__Problem details__:
Write out all of the records precisely. Skip anything that is a picture.

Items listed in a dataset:
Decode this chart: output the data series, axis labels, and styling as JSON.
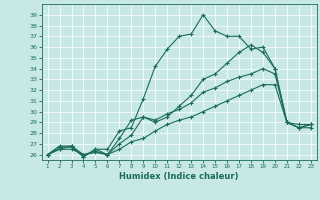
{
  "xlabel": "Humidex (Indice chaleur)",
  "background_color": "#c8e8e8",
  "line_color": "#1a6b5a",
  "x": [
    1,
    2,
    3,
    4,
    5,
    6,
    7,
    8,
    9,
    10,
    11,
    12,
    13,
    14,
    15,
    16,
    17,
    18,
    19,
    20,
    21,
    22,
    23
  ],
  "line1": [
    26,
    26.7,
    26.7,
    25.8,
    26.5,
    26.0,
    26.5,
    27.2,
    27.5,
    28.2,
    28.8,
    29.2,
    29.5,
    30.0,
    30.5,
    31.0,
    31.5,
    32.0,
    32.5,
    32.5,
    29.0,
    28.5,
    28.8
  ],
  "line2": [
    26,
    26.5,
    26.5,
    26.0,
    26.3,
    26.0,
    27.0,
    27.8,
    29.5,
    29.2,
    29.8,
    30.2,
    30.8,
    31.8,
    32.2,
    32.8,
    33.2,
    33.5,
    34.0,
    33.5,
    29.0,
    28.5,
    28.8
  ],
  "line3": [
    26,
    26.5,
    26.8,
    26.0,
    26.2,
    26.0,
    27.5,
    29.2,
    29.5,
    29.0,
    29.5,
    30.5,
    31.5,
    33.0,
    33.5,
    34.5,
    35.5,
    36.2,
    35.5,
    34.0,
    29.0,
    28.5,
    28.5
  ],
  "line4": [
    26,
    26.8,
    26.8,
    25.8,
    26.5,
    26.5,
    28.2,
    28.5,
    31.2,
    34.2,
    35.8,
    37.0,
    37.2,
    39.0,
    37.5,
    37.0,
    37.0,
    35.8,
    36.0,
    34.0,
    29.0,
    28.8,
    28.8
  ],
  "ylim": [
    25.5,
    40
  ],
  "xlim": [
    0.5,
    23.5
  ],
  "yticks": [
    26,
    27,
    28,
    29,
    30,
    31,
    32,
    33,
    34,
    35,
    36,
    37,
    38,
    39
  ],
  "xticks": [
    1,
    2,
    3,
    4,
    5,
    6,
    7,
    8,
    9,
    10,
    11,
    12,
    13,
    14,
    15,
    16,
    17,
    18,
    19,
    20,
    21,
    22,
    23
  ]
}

__Final result__:
Decode this chart: output the data series, axis labels, and styling as JSON.
{
  "xlabel": "Humidex (Indice chaleur)",
  "background_color": "#c8e8e8",
  "line_color": "#1a6b5a",
  "x": [
    1,
    2,
    3,
    4,
    5,
    6,
    7,
    8,
    9,
    10,
    11,
    12,
    13,
    14,
    15,
    16,
    17,
    18,
    19,
    20,
    21,
    22,
    23
  ],
  "line1": [
    26,
    26.7,
    26.7,
    25.8,
    26.5,
    26.0,
    26.5,
    27.2,
    27.5,
    28.2,
    28.8,
    29.2,
    29.5,
    30.0,
    30.5,
    31.0,
    31.5,
    32.0,
    32.5,
    32.5,
    29.0,
    28.5,
    28.8
  ],
  "line2": [
    26,
    26.5,
    26.5,
    26.0,
    26.3,
    26.0,
    27.0,
    27.8,
    29.5,
    29.2,
    29.8,
    30.2,
    30.8,
    31.8,
    32.2,
    32.8,
    33.2,
    33.5,
    34.0,
    33.5,
    29.0,
    28.5,
    28.8
  ],
  "line3": [
    26,
    26.5,
    26.8,
    26.0,
    26.2,
    26.0,
    27.5,
    29.2,
    29.5,
    29.0,
    29.5,
    30.5,
    31.5,
    33.0,
    33.5,
    34.5,
    35.5,
    36.2,
    35.5,
    34.0,
    29.0,
    28.5,
    28.5
  ],
  "line4": [
    26,
    26.8,
    26.8,
    25.8,
    26.5,
    26.5,
    28.2,
    28.5,
    31.2,
    34.2,
    35.8,
    37.0,
    37.2,
    39.0,
    37.5,
    37.0,
    37.0,
    35.8,
    36.0,
    34.0,
    29.0,
    28.8,
    28.8
  ],
  "ylim": [
    25.5,
    40
  ],
  "xlim": [
    0.5,
    23.5
  ],
  "yticks": [
    26,
    27,
    28,
    29,
    30,
    31,
    32,
    33,
    34,
    35,
    36,
    37,
    38,
    39
  ],
  "xticks": [
    1,
    2,
    3,
    4,
    5,
    6,
    7,
    8,
    9,
    10,
    11,
    12,
    13,
    14,
    15,
    16,
    17,
    18,
    19,
    20,
    21,
    22,
    23
  ]
}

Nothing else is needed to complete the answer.